### About this task
Resume the biographical text on Selman Waksman, picking up right after its final sentence.

[Opening Provided text section]

In 2005 Selman Waksman was granted an ACS National Historical Chemical Landmark in recognition of the significant work of his lab in isolating more than fifteen antibiotics, including streptomycin, which was the first effective treatment for tuberculosis.[2]

Biography
Selman Waksman was born on July 22, 1888, to Jewish parents, in Nova Pryluka, Podolia Governorate, Russian Empire,[3] now Vinnytsia Oblast, Ukraine. He was the son of Fradia (London) and Jacob Waksman.[4] He immigrated to the United States in 1910, shortly after receiving his matriculation diploma from the Fifth Gymnasium in Odessa, and became a naturalised American citizen six years later.

Waksman attended Rutgers College (now Rutgers University), where he was graduated in 1915 with a Bachelor of Science (BSc) in Agriculture. He continued his studies at Rutgers, receiving a Master of Science (MSc) the following year. During his graduate study, he worked under J. G. Lipman at the New Jersey Agricultural Experiment Station at Rutgers performing research in soil bacteriology. Waksman was then appointed as Research Fellow at the University of California, Berkeley from where he was awarded his Doctor of Philosophy (PhD) in Biochemistry in 1918.

Later he joined the faculty at Rutgers University in the Department of Biochemistry and Microbiology. It was at Rutgers that Waksman’s team discovered several antibiotics, including actinomycin, clavacin, streptothricin, streptomycin, grisein, neomycin, fradicin, candicidin, candidin, and others. Two of these, streptomycin and neomycin, have found extensive application in the treatment of numerous infectious diseases. Streptomycin was the first antibiotic that could be used to cure the disease tuberculosis. Waksman is credited with coining the term antibiotics, to describe compounds derived from other living organisms such as penicillin, though the term was first used by the French dermatologist François Henri Hallopeau, in 1871, to describe a substance opposed to the development of life.[5]

Many awards and honors were showered on Waksman after 1940, most notably the Nobel Prize in 1952; the Star of the Rising Sun, bestowed on him by the emperor of Japan, and the rank of Commandeur in the French Légion d’honneur.[3][6]

Selman Waksman died on August 16, 1973 and was interred at the Crowell Cemetery in Woods Hole, Barnstable County, Massachusetts. His tombstone is inscribed simply as Selman Abraham Waksman: Scientist, followed by his dates of birth and death, and the phrase “The earth will open and bring forth salvation” in Hebrew and English, which is a reference to Isaiah 45:8.[3][7]

He was the father of Byron Waksman, involved in Multiple sclerosis research .

Other little known contributions of Selman Waksman include anti-fouling paints for the Navy, the use of enzymes in detergents, and the use of Concord grape root stock to protect the French vineyards from fungal infection.

[Closing Provided text section]
[Opening Data provided section]

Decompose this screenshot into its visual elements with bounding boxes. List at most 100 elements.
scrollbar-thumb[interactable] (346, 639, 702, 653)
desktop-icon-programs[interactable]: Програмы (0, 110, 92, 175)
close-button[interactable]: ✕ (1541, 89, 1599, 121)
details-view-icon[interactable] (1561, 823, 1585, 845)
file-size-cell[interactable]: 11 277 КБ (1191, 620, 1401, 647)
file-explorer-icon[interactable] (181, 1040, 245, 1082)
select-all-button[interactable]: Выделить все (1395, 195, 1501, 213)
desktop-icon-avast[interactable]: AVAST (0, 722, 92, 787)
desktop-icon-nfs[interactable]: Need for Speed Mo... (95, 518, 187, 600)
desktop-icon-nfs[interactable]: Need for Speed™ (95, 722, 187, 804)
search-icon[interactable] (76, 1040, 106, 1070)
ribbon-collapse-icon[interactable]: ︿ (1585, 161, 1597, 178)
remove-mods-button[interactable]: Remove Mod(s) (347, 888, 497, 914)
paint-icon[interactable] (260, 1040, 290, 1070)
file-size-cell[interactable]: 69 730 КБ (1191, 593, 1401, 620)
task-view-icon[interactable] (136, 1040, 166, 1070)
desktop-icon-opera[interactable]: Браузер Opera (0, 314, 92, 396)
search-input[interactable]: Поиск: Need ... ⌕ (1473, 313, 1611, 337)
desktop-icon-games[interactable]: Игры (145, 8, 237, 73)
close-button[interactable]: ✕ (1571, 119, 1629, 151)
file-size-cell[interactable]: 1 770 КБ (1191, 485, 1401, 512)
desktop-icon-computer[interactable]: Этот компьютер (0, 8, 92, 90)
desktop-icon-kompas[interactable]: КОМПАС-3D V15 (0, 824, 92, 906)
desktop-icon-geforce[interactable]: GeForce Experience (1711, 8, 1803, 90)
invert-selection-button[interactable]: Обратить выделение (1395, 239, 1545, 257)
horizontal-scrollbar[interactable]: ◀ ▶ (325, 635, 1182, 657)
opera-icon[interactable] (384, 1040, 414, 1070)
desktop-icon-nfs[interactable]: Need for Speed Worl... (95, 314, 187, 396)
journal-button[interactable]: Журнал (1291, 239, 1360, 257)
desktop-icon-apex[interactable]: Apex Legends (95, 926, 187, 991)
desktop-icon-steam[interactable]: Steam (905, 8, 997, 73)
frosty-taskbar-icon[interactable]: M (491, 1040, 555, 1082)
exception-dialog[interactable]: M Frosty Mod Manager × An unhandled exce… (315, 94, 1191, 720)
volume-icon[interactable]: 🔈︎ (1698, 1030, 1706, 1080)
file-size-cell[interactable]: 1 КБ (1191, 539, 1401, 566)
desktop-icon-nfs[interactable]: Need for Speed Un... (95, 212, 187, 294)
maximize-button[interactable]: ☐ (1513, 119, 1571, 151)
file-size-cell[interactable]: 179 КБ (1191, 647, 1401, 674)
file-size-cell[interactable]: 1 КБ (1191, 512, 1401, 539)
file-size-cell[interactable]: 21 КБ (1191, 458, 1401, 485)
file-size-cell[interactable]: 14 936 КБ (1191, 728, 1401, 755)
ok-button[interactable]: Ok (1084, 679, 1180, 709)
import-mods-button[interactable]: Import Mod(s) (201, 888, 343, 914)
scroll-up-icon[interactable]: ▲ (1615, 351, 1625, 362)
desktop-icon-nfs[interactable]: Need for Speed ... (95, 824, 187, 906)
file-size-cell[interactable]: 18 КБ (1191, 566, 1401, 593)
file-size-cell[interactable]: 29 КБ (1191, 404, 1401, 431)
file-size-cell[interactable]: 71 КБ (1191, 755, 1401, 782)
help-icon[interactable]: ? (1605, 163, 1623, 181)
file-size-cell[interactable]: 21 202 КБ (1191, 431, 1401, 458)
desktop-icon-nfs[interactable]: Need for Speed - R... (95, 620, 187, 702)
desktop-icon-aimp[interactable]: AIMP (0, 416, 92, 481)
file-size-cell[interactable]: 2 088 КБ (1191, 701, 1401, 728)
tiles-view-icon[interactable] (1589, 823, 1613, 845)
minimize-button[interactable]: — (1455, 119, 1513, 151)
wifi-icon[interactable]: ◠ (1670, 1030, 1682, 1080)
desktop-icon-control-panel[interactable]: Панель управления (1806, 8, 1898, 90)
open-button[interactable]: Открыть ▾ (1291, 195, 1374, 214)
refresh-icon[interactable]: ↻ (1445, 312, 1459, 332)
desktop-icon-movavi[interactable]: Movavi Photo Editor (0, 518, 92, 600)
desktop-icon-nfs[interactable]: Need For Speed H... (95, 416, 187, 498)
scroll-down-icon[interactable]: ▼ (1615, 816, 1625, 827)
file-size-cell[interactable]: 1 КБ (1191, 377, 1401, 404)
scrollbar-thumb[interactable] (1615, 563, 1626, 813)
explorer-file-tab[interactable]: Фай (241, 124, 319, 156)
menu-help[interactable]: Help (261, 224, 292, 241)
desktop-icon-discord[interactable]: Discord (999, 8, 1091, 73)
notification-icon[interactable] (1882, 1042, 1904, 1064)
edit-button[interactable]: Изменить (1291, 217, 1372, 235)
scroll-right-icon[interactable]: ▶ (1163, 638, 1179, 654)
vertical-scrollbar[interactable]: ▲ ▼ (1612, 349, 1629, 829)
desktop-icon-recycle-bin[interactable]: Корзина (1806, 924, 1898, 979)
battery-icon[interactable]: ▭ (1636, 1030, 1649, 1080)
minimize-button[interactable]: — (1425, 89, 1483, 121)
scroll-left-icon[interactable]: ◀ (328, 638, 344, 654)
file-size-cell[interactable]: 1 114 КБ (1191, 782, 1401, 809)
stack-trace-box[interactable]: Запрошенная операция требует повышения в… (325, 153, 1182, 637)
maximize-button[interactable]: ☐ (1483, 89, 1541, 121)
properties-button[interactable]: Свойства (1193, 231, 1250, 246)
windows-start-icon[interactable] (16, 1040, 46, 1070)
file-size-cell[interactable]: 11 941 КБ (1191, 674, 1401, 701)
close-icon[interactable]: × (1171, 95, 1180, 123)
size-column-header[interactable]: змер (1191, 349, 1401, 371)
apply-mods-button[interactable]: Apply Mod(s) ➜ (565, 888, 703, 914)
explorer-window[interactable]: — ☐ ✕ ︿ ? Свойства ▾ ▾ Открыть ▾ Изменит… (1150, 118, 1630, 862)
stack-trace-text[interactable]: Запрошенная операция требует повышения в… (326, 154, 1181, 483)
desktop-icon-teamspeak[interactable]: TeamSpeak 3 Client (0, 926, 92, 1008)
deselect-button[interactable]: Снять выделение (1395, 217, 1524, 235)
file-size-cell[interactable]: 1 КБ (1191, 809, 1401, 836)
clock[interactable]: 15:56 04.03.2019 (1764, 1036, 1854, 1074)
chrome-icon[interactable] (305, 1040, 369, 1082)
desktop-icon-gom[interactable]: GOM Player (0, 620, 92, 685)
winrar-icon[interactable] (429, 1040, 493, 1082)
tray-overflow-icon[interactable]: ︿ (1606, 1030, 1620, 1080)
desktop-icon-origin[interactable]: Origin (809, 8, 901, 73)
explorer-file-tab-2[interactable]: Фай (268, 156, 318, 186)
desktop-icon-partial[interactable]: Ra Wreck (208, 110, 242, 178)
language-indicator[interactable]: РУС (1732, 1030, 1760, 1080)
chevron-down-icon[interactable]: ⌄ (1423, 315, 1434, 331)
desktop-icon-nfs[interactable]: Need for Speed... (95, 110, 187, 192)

[Closing Data provided section]

### Response to the task
Streptomycin
Main article: Streptomycin

Waksman had been studying the Streptomyces family of organism since his college student days and had, for a time, been studying the organism Streptomyces griseus. Streptomycin was isolated from S. griseus and found effective against tuberculosis by one of Waksman’s graduate students, Albert Schatz.[8]

Controversy
The details and credit for the discovery of streptomycin and its usefulness as an antibiotic were strongly contested by Schatz, eventually leading to litigation.[9] Waksman and Rutgers settled out of court with Schatz, resulting in financial remuneration and entitlement to “legal and scientific credit as co-discoverer of streptomycin.”[10][11]

Systematic experiments to test several strains of antibiotic against several different disease organisms were under way in Waksman’s laboratory at the time. Their classic approach was to explore a complete matrix with rows consisting of antibiotics and columns consisting of different diseases. The bacteria which produced the antibiotic streptomycin was discovered by Schatz in the farmland outside his lab, and tested by him.[10] Waksman, however, eventually came to claim sole credit for the discovery.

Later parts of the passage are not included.